**Do this**
Show every line that has the string "content" in it.

◇ ◇ ◇

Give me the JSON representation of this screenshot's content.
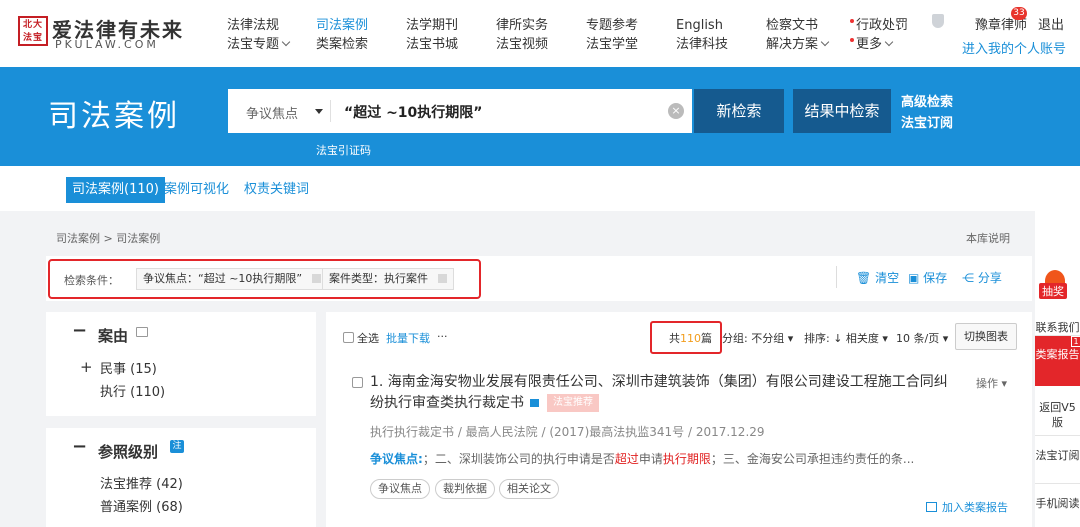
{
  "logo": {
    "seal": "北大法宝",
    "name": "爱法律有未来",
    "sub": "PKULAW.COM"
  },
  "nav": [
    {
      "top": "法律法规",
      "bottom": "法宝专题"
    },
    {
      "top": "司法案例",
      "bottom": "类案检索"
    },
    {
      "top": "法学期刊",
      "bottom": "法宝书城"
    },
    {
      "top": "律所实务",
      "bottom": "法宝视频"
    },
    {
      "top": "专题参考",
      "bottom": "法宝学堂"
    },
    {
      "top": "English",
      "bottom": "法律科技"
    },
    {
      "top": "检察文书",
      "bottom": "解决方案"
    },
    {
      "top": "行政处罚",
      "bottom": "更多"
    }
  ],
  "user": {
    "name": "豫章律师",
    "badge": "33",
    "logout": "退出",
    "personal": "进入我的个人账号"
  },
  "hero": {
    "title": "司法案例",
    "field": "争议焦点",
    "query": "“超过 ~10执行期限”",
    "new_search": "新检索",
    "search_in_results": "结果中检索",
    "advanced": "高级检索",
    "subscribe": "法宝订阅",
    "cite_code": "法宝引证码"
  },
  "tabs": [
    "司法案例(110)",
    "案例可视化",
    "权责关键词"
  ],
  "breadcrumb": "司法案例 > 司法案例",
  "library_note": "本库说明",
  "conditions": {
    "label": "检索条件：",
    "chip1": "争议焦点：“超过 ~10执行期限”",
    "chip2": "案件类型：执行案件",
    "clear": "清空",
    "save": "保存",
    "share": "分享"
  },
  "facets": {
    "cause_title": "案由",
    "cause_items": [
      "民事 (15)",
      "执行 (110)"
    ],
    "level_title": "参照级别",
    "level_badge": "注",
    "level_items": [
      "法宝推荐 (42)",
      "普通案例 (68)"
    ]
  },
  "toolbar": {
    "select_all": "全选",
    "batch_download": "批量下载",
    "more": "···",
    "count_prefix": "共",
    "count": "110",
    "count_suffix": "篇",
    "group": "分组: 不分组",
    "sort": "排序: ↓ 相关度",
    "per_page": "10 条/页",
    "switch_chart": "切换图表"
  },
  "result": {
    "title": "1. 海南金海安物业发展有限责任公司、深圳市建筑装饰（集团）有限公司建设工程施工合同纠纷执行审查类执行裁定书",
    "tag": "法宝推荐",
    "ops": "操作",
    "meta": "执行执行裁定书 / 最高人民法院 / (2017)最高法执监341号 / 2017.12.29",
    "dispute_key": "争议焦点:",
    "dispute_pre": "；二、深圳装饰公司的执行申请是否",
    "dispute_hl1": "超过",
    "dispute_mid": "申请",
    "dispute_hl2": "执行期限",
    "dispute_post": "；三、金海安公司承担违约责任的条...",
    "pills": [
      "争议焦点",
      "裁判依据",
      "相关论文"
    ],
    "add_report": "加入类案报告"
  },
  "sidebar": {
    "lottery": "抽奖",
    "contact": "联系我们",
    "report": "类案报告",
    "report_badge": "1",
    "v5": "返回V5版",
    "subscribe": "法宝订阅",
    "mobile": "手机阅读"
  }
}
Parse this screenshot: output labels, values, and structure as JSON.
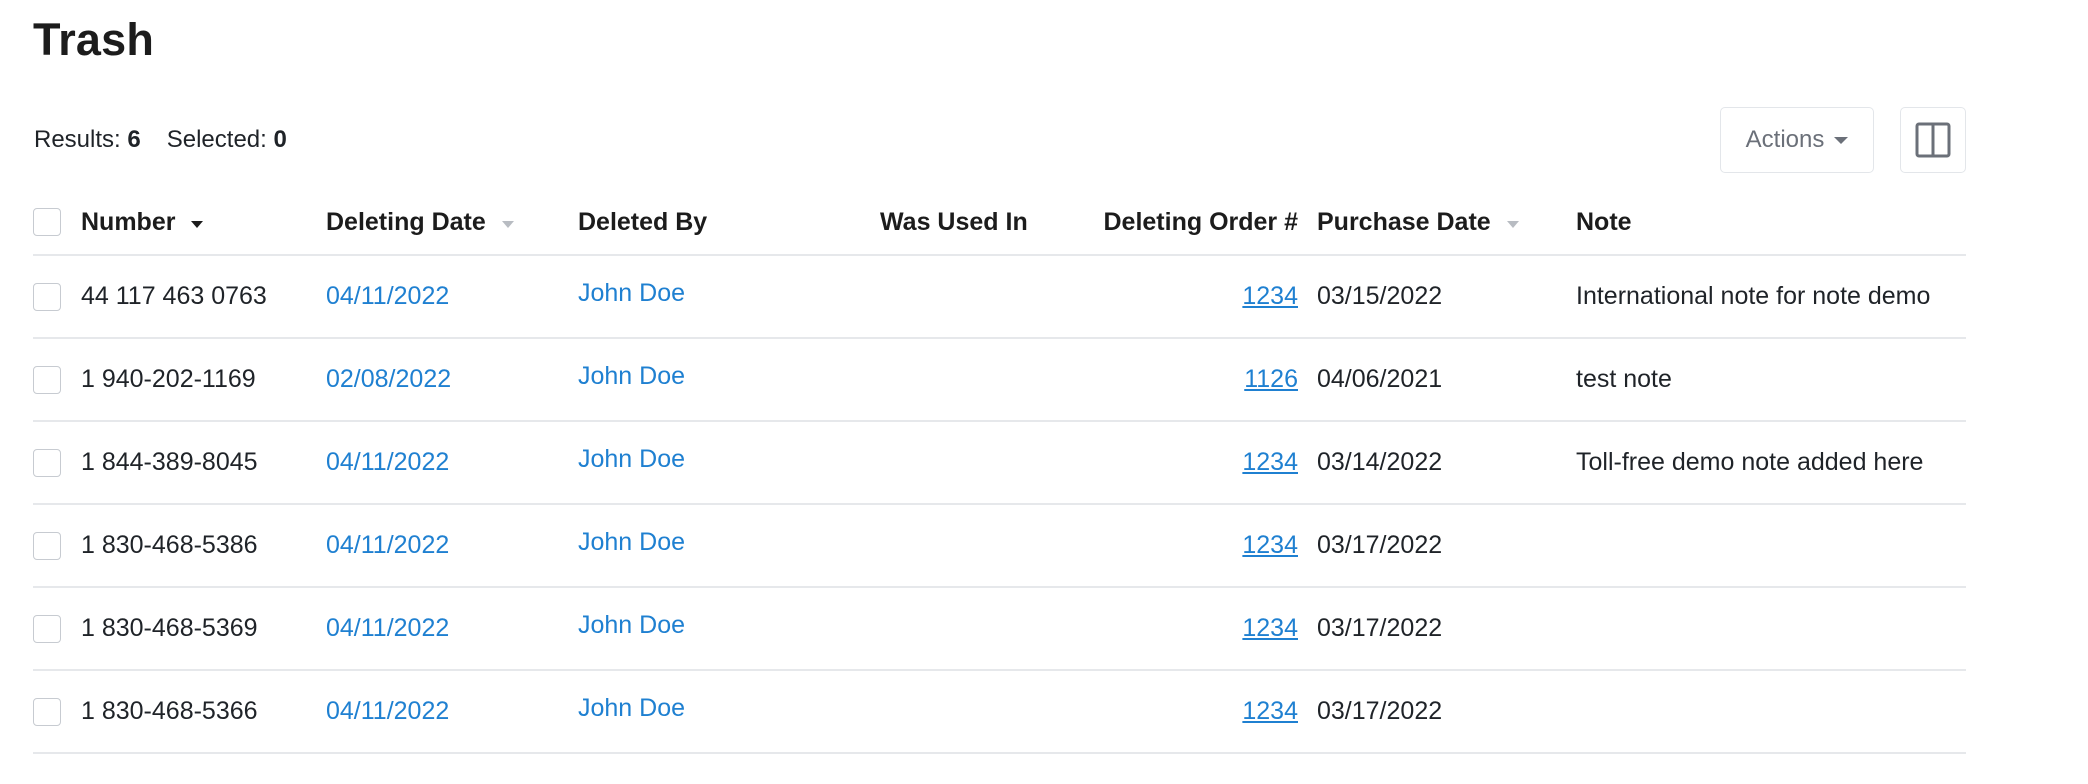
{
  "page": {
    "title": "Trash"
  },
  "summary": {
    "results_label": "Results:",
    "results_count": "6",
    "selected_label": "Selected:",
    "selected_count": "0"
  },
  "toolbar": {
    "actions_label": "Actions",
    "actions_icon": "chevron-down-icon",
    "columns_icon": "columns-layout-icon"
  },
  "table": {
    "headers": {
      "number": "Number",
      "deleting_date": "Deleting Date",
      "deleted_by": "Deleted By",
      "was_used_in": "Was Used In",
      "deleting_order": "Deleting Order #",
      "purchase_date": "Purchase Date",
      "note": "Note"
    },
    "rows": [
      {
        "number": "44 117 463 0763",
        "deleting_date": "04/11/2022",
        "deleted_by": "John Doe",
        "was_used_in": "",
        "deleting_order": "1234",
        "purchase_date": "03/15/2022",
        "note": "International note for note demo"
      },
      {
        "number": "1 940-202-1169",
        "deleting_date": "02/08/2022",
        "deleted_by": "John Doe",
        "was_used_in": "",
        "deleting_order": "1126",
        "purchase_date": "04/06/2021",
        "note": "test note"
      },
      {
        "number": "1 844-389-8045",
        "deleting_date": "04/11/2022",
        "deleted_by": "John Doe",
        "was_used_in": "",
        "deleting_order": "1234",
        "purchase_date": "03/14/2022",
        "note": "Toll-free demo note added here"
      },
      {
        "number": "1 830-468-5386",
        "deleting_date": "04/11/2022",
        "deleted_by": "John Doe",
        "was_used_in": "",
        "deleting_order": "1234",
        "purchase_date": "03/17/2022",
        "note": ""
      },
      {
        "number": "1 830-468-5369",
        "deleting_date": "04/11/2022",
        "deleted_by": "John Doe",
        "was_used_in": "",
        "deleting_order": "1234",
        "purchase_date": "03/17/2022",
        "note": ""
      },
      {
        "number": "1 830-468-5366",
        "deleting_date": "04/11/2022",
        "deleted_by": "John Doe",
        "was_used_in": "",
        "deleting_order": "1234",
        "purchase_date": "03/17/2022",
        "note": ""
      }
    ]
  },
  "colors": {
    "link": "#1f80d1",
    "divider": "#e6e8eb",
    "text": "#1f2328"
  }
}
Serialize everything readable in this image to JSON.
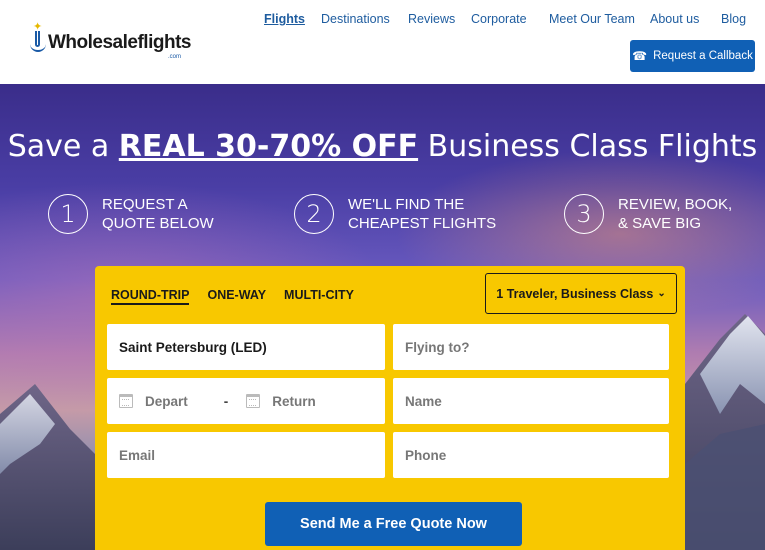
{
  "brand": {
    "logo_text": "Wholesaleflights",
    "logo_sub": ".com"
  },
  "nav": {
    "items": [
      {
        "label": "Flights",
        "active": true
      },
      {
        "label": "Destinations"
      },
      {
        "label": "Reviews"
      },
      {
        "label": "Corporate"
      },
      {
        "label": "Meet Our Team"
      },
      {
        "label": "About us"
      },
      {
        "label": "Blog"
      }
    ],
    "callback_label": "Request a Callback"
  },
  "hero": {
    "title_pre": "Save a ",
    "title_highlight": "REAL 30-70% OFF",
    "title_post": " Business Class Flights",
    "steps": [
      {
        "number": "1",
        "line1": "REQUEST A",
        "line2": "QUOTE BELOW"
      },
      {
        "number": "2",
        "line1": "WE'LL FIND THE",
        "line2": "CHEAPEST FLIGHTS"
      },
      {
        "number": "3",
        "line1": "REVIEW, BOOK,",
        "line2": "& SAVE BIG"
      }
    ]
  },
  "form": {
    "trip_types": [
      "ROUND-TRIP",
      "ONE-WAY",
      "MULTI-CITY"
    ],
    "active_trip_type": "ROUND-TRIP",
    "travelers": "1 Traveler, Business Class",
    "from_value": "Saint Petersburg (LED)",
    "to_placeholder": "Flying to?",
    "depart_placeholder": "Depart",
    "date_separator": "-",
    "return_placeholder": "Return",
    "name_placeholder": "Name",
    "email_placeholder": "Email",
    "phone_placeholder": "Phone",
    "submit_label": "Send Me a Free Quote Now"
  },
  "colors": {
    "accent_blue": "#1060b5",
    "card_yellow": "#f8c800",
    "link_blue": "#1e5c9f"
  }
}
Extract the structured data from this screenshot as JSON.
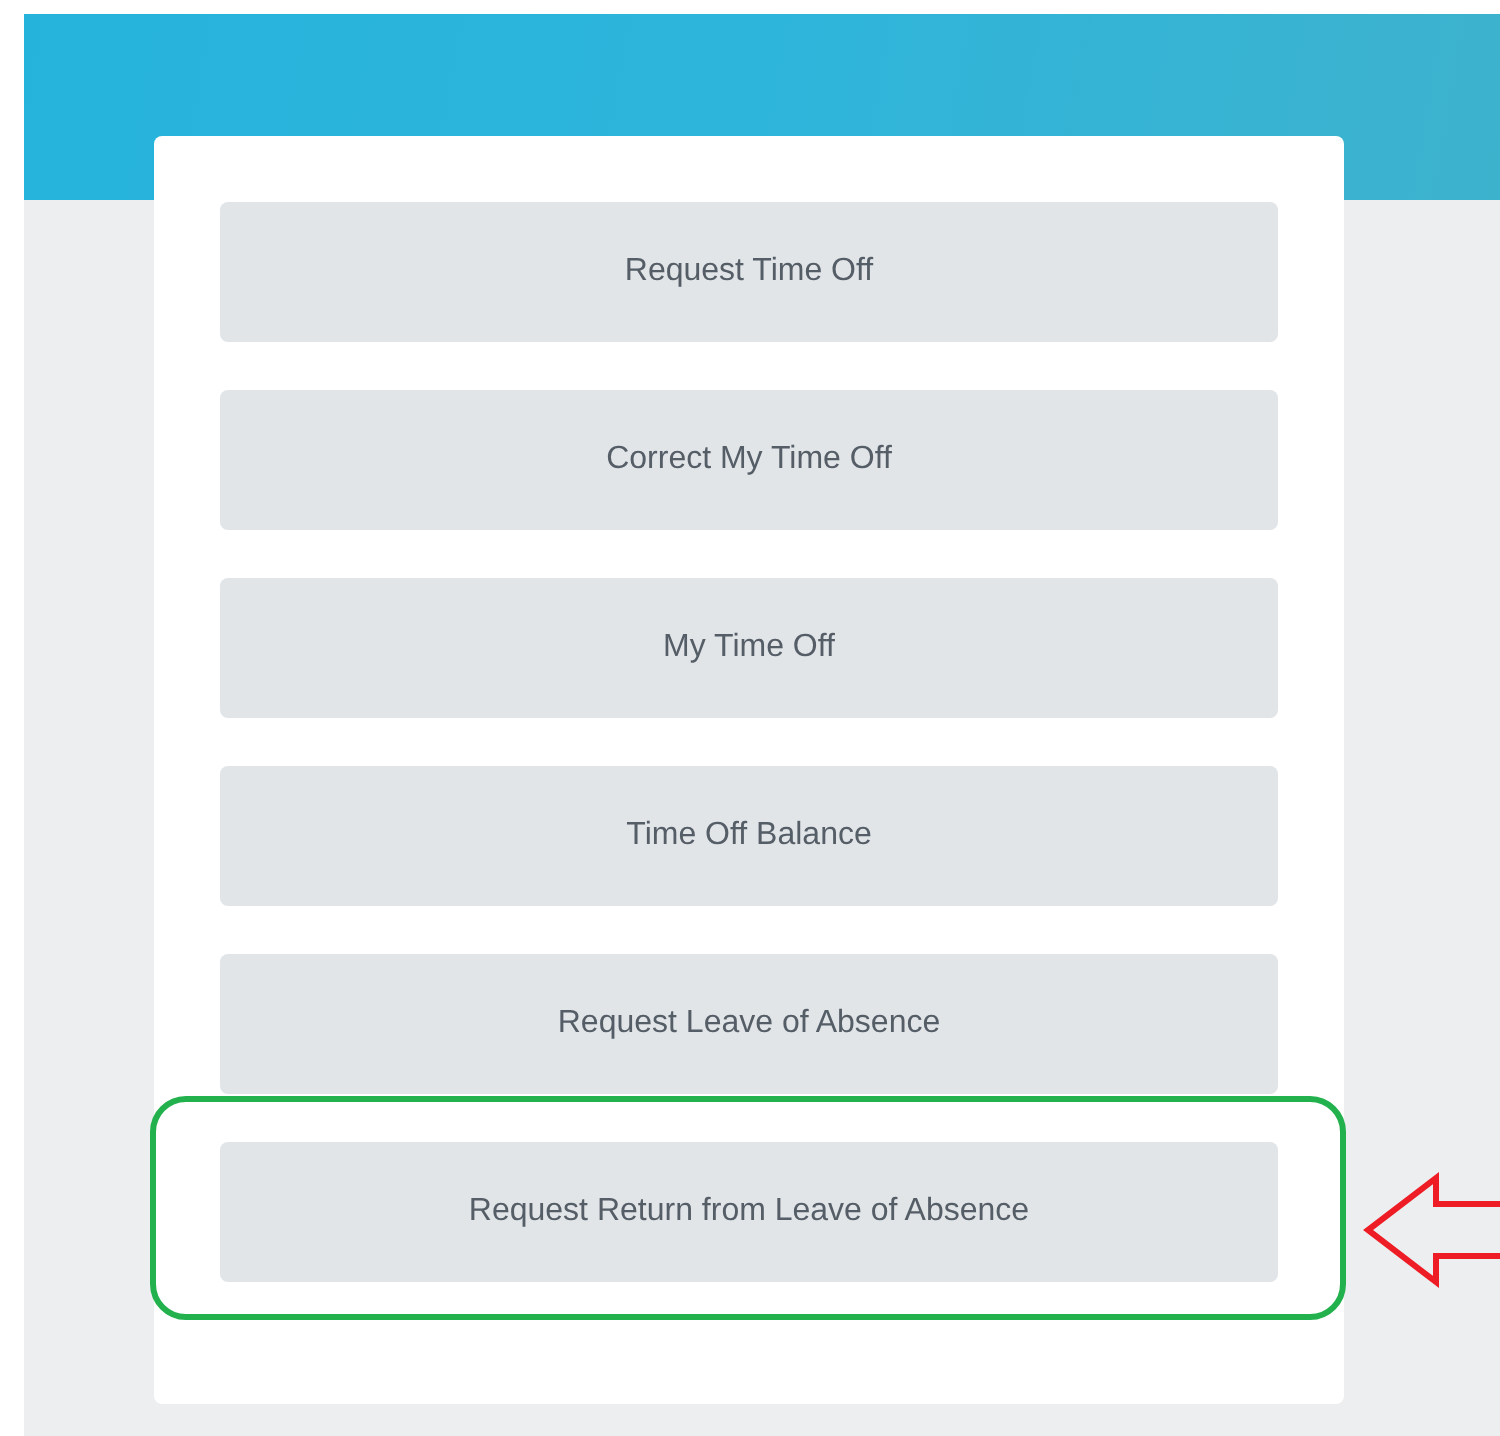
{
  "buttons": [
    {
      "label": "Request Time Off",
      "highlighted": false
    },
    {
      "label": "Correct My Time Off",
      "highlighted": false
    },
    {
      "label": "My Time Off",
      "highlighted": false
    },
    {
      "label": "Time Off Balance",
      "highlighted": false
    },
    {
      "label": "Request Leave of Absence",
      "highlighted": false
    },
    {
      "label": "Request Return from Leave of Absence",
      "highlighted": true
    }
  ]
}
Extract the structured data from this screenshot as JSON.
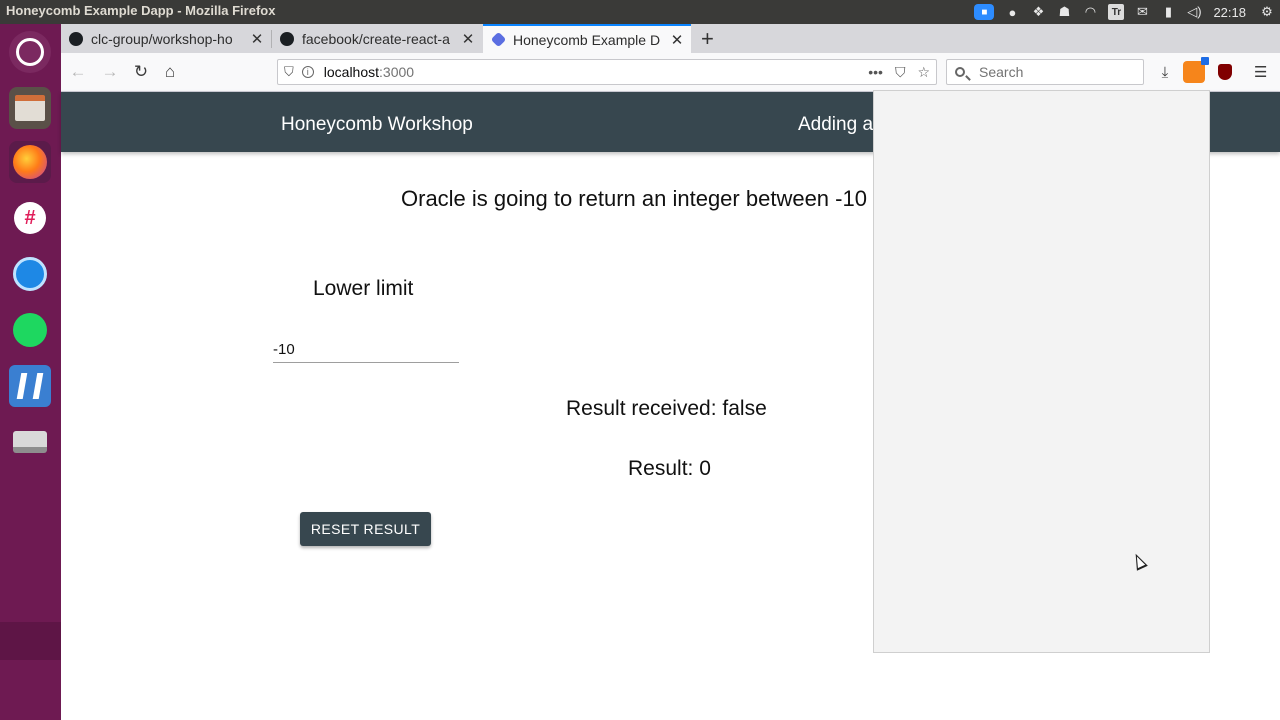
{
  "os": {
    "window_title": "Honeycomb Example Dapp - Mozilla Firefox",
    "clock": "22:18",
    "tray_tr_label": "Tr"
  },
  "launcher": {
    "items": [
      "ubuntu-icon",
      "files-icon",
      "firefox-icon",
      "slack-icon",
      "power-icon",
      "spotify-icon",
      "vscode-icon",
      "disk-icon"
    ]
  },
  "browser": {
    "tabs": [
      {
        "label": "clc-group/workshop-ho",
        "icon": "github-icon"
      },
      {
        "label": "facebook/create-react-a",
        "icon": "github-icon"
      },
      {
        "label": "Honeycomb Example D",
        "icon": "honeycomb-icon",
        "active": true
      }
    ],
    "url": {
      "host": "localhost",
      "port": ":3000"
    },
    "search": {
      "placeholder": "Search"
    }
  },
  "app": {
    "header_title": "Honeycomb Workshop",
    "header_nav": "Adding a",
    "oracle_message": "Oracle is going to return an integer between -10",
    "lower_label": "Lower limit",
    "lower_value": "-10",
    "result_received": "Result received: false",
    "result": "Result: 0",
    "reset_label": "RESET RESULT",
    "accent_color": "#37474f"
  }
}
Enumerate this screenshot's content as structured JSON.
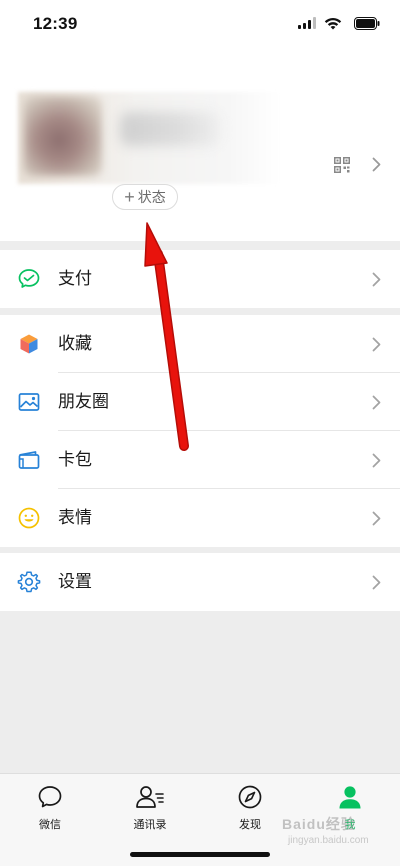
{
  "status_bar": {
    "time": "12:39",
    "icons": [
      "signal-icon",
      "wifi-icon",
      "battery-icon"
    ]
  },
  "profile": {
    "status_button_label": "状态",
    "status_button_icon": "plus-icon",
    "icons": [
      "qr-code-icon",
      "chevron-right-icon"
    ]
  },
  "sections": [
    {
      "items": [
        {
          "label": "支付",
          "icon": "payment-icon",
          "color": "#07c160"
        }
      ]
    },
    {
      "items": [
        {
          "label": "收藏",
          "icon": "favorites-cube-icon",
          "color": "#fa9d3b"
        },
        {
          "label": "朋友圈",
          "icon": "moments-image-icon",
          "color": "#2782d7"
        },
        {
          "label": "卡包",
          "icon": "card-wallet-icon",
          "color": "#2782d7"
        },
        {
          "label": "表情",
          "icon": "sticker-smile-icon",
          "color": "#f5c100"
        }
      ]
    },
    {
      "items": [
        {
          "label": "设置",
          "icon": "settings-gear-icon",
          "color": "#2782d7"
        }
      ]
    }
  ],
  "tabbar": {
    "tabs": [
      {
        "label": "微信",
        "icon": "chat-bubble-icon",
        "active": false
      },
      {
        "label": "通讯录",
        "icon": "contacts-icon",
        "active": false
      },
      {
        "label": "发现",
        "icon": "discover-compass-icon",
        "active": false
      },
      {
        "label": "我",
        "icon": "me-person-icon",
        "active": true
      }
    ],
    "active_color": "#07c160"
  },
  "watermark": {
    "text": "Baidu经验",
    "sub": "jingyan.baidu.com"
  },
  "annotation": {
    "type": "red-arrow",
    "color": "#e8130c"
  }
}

◇ ◇ ◇

**Expected answer**
Give me the JSON representation of this screenshot's content.
Enumerate this screenshot's content as structured JSON.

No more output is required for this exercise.